Work to be completed: Go through the entries and say how many lines contain the string "name". The number is the whole answer.

Supplied material:
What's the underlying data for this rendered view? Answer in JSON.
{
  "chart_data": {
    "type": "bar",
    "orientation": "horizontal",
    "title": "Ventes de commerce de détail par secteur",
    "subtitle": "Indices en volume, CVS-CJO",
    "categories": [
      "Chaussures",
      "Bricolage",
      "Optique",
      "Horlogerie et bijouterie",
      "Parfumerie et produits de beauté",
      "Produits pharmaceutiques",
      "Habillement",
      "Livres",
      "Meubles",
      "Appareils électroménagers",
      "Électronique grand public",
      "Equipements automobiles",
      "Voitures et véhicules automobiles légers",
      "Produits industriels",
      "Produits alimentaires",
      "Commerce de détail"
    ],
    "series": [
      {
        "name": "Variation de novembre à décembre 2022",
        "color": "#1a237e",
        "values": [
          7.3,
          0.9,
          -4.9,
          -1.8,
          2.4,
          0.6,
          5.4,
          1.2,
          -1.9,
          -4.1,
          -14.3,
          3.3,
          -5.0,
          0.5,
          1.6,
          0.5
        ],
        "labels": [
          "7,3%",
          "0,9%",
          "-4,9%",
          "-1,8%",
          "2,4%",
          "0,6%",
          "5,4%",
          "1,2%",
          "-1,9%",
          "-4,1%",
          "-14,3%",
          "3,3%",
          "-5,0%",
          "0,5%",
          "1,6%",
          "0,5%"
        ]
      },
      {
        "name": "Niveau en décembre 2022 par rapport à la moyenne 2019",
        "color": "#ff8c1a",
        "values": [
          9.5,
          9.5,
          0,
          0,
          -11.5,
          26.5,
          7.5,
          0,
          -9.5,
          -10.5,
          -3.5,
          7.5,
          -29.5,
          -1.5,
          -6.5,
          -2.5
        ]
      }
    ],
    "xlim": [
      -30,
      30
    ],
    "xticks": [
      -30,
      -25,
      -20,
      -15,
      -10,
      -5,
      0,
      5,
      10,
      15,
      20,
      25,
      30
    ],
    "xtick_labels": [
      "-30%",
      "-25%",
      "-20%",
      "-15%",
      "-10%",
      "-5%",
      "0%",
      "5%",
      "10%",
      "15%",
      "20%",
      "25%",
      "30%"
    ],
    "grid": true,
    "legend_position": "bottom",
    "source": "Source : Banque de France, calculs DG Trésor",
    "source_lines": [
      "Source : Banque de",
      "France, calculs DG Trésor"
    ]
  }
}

Task result: 2